* _Entries shown_:
-- Begin --

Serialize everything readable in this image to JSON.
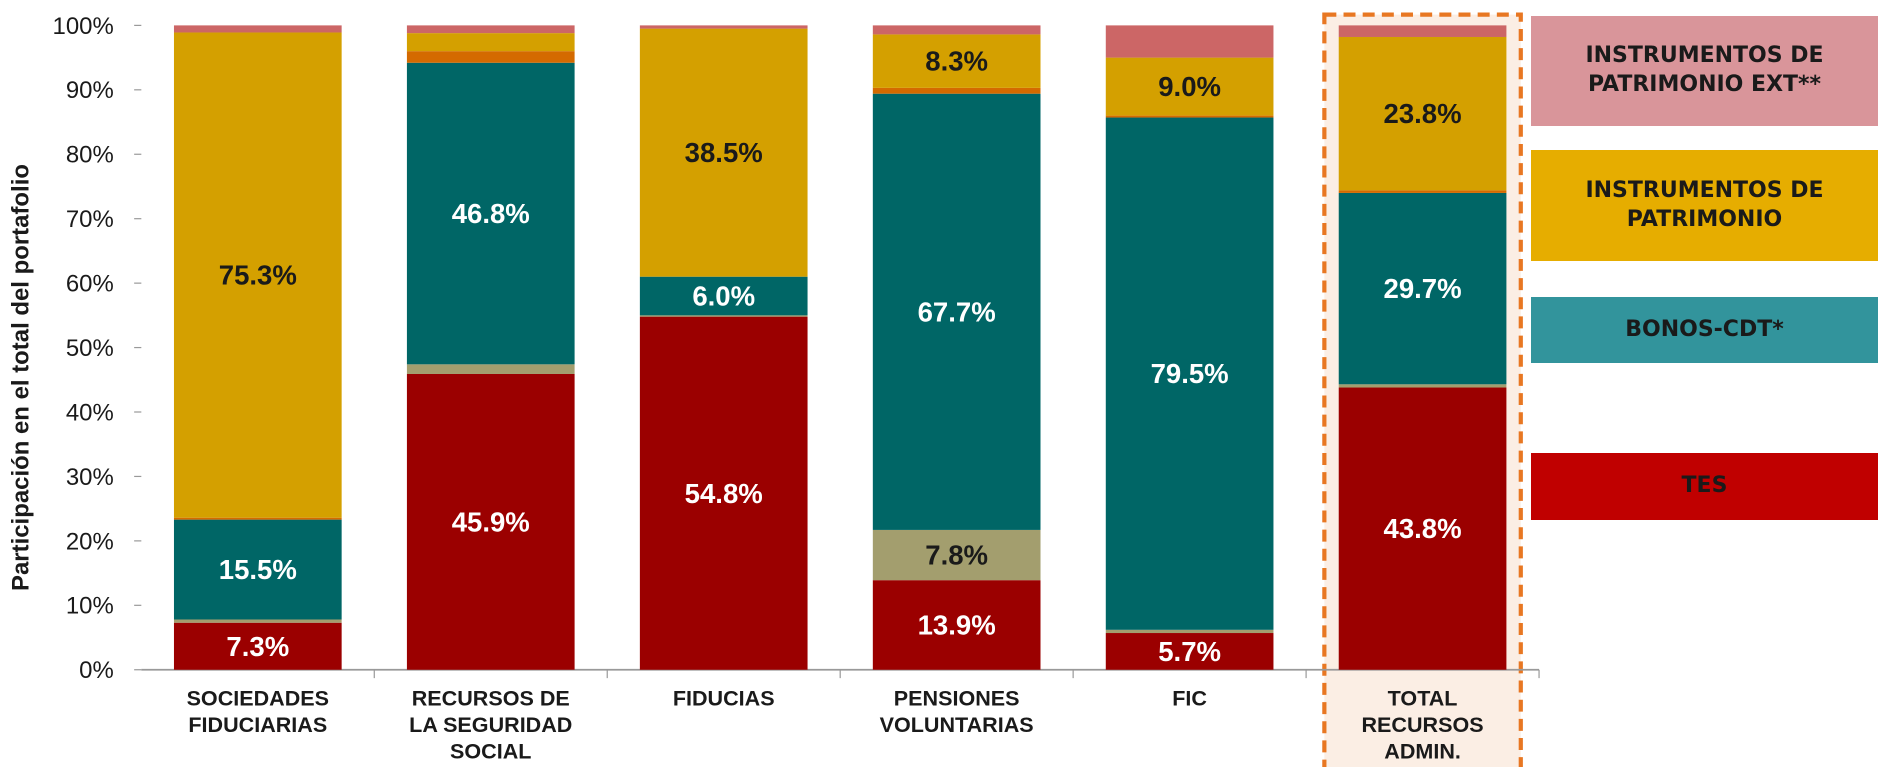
{
  "chart_data": {
    "type": "stacked_bar",
    "y_label": "Participación en el total del portafolio",
    "categories": [
      [
        "SOCIEDADES",
        "FIDUCIARIAS"
      ],
      [
        "RECURSOS DE",
        "LA SEGURIDAD",
        "SOCIAL"
      ],
      [
        "FIDUCIAS"
      ],
      [
        "PENSIONES",
        "VOLUNTARIAS"
      ],
      [
        "FIC"
      ],
      [
        "TOTAL",
        "RECURSOS",
        "ADMIN."
      ]
    ],
    "highlight_category": 5,
    "ylim": [
      0,
      100
    ],
    "yticks": [
      {
        "value": 0,
        "label": "0%"
      },
      {
        "value": 10,
        "label": "10%"
      },
      {
        "value": 20,
        "label": "20%"
      },
      {
        "value": 30,
        "label": "30%"
      },
      {
        "value": 40,
        "label": "40%"
      },
      {
        "value": 50,
        "label": "50%"
      },
      {
        "value": 60,
        "label": "60%"
      },
      {
        "value": 70,
        "label": "70%"
      },
      {
        "value": 80,
        "label": "80%"
      },
      {
        "value": 90,
        "label": "90%"
      },
      {
        "value": 100,
        "label": "100%"
      }
    ],
    "series": [
      {
        "name": "TES",
        "color": "#9b0000",
        "legend_color": "#c00000",
        "values": [
          7.3,
          45.9,
          54.8,
          13.9,
          5.7,
          43.8
        ],
        "value_labels": [
          "7.3%",
          "45.9%",
          "54.8%",
          "13.9%",
          "5.7%",
          "43.8%"
        ]
      },
      {
        "color": "#a39e6e",
        "values": [
          0.5,
          1.5,
          0.2,
          7.8,
          0.5,
          0.5
        ],
        "value_labels": [
          null,
          null,
          null,
          "7.8%",
          null,
          null
        ]
      },
      {
        "name": "BONOS-CDT*",
        "color": "#006666",
        "legend_color": "#32949c",
        "values": [
          15.5,
          46.8,
          6.0,
          67.7,
          79.5,
          29.7
        ],
        "value_labels": [
          "15.5%",
          "46.8%",
          "6.0%",
          "67.7%",
          "79.5%",
          "29.7%"
        ]
      },
      {
        "color": "#d46a00",
        "values": [
          0.3,
          1.8,
          0.0,
          0.9,
          0.3,
          0.4
        ],
        "value_labels": [
          null,
          null,
          null,
          null,
          null,
          null
        ]
      },
      {
        "name": "INSTRUMENTOS DE PATRIMONIO",
        "color": "#d4a000",
        "legend_color": "#e6ad00",
        "values": [
          75.3,
          2.8,
          38.5,
          8.3,
          9.0,
          23.8
        ],
        "value_labels": [
          "75.3%",
          null,
          "38.5%",
          "8.3%",
          "9.0%",
          "23.8%"
        ]
      },
      {
        "name": "INSTRUMENTOS DE PATRIMONIO EXT**",
        "color": "#cc6666",
        "legend_color": "#d9959a",
        "values": [
          1.1,
          1.2,
          0.5,
          1.4,
          5.0,
          1.8
        ],
        "value_labels": [
          null,
          null,
          null,
          null,
          null,
          null
        ]
      }
    ]
  }
}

-- End --

* _What is needed_:
All of the material above needs to be restated exactly, with no pictures.

* _In response_:
Serialize everything readable in this image to JSON.
{
  "chart_data": {
    "type": "stacked_bar",
    "y_label": "Participación en el total del portafolio",
    "categories": [
      [
        "SOCIEDADES",
        "FIDUCIARIAS"
      ],
      [
        "RECURSOS DE",
        "LA SEGURIDAD",
        "SOCIAL"
      ],
      [
        "FIDUCIAS"
      ],
      [
        "PENSIONES",
        "VOLUNTARIAS"
      ],
      [
        "FIC"
      ],
      [
        "TOTAL",
        "RECURSOS",
        "ADMIN."
      ]
    ],
    "highlight_category": 5,
    "ylim": [
      0,
      100
    ],
    "yticks": [
      {
        "value": 0,
        "label": "0%"
      },
      {
        "value": 10,
        "label": "10%"
      },
      {
        "value": 20,
        "label": "20%"
      },
      {
        "value": 30,
        "label": "30%"
      },
      {
        "value": 40,
        "label": "40%"
      },
      {
        "value": 50,
        "label": "50%"
      },
      {
        "value": 60,
        "label": "60%"
      },
      {
        "value": 70,
        "label": "70%"
      },
      {
        "value": 80,
        "label": "80%"
      },
      {
        "value": 90,
        "label": "90%"
      },
      {
        "value": 100,
        "label": "100%"
      }
    ],
    "series": [
      {
        "name": "TES",
        "color": "#9b0000",
        "legend_color": "#c00000",
        "values": [
          7.3,
          45.9,
          54.8,
          13.9,
          5.7,
          43.8
        ],
        "value_labels": [
          "7.3%",
          "45.9%",
          "54.8%",
          "13.9%",
          "5.7%",
          "43.8%"
        ]
      },
      {
        "color": "#a39e6e",
        "values": [
          0.5,
          1.5,
          0.2,
          7.8,
          0.5,
          0.5
        ],
        "value_labels": [
          null,
          null,
          null,
          "7.8%",
          null,
          null
        ]
      },
      {
        "name": "BONOS-CDT*",
        "color": "#006666",
        "legend_color": "#32949c",
        "values": [
          15.5,
          46.8,
          6.0,
          67.7,
          79.5,
          29.7
        ],
        "value_labels": [
          "15.5%",
          "46.8%",
          "6.0%",
          "67.7%",
          "79.5%",
          "29.7%"
        ]
      },
      {
        "color": "#d46a00",
        "values": [
          0.3,
          1.8,
          0.0,
          0.9,
          0.3,
          0.4
        ],
        "value_labels": [
          null,
          null,
          null,
          null,
          null,
          null
        ]
      },
      {
        "name": "INSTRUMENTOS DE PATRIMONIO",
        "color": "#d4a000",
        "legend_color": "#e6ad00",
        "values": [
          75.3,
          2.8,
          38.5,
          8.3,
          9.0,
          23.8
        ],
        "value_labels": [
          "75.3%",
          null,
          "38.5%",
          "8.3%",
          "9.0%",
          "23.8%"
        ]
      },
      {
        "name": "INSTRUMENTOS DE PATRIMONIO EXT**",
        "color": "#cc6666",
        "legend_color": "#d9959a",
        "values": [
          1.1,
          1.2,
          0.5,
          1.4,
          5.0,
          1.8
        ],
        "value_labels": [
          null,
          null,
          null,
          null,
          null,
          null
        ]
      }
    ]
  }
}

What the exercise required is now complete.